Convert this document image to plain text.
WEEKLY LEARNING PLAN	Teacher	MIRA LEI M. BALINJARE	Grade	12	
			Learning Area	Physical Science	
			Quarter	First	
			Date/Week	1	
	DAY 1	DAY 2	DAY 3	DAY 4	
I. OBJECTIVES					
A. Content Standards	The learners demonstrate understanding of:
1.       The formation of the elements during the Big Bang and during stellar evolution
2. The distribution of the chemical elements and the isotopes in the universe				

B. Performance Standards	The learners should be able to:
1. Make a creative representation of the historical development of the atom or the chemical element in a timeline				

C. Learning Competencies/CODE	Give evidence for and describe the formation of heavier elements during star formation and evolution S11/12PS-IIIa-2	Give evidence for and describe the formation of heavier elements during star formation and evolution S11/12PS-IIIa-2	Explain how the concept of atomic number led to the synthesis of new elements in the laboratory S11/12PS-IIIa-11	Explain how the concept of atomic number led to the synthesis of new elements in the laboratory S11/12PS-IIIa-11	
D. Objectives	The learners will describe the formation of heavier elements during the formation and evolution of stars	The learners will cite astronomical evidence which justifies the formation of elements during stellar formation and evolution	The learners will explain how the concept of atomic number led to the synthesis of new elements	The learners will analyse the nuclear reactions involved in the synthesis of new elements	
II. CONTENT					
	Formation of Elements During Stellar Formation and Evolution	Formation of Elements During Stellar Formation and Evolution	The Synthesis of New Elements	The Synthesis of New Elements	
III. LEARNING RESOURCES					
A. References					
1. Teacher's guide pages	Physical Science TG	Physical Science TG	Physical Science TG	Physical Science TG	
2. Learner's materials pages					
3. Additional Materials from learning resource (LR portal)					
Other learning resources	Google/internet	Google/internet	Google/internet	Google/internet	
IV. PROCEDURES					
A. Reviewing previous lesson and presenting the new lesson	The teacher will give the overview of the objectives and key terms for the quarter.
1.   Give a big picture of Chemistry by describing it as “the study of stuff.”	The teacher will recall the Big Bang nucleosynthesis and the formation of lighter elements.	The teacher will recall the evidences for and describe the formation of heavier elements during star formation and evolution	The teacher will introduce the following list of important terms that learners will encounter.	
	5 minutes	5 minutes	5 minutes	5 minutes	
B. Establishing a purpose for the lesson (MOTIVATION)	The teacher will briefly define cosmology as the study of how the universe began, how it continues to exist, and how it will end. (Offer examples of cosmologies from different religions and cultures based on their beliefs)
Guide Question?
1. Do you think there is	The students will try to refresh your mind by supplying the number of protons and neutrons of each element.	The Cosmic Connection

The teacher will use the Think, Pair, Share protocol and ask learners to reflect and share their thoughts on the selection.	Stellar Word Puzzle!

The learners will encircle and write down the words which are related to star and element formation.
○ ○ ○ ○ ○
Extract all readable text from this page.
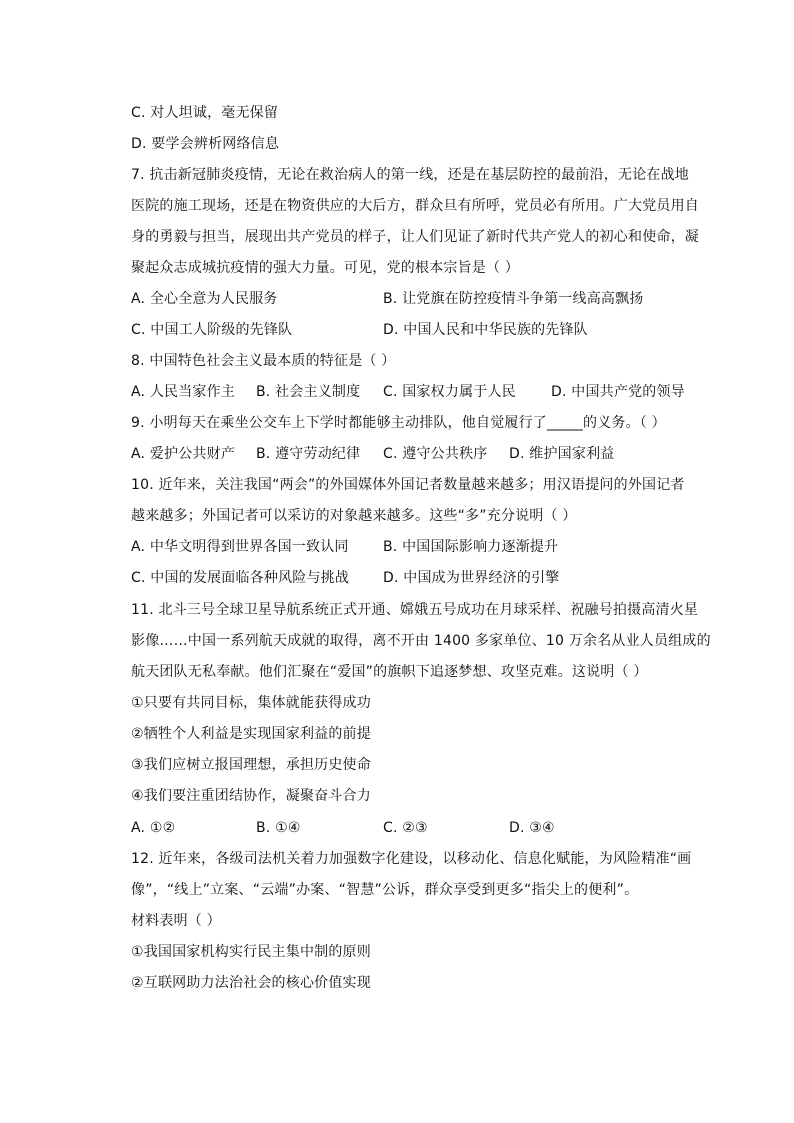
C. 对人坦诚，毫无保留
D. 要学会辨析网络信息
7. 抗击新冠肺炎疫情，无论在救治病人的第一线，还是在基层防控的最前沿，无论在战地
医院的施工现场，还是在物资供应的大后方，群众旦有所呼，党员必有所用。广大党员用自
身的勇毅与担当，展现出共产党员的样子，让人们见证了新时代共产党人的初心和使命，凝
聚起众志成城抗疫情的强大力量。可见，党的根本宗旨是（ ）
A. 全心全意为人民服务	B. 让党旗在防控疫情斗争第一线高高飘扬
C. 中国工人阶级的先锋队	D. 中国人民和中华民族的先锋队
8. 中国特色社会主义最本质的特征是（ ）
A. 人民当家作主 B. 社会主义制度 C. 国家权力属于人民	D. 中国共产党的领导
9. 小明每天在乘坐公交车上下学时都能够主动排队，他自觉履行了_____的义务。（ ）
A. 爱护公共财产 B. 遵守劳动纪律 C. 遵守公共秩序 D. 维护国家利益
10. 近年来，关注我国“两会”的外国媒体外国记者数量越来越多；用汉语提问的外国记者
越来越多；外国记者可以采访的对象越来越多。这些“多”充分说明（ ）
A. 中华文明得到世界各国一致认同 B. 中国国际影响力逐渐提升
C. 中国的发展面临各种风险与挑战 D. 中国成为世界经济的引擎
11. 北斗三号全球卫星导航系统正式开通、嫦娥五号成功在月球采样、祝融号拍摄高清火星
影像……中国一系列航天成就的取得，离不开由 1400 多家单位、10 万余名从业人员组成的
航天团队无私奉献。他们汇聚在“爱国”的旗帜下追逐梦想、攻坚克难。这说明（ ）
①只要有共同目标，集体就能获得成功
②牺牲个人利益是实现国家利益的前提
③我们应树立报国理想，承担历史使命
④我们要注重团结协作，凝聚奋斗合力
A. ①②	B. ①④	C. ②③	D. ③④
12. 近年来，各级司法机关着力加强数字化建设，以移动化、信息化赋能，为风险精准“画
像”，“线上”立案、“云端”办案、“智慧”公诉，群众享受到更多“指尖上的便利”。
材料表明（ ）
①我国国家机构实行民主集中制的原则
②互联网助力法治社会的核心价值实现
○ ○ ○ ○ ○
> **Description of the task**
Go through the listing above and report how many of its lines contain the word "their", with only the number as output.

> **Output**
2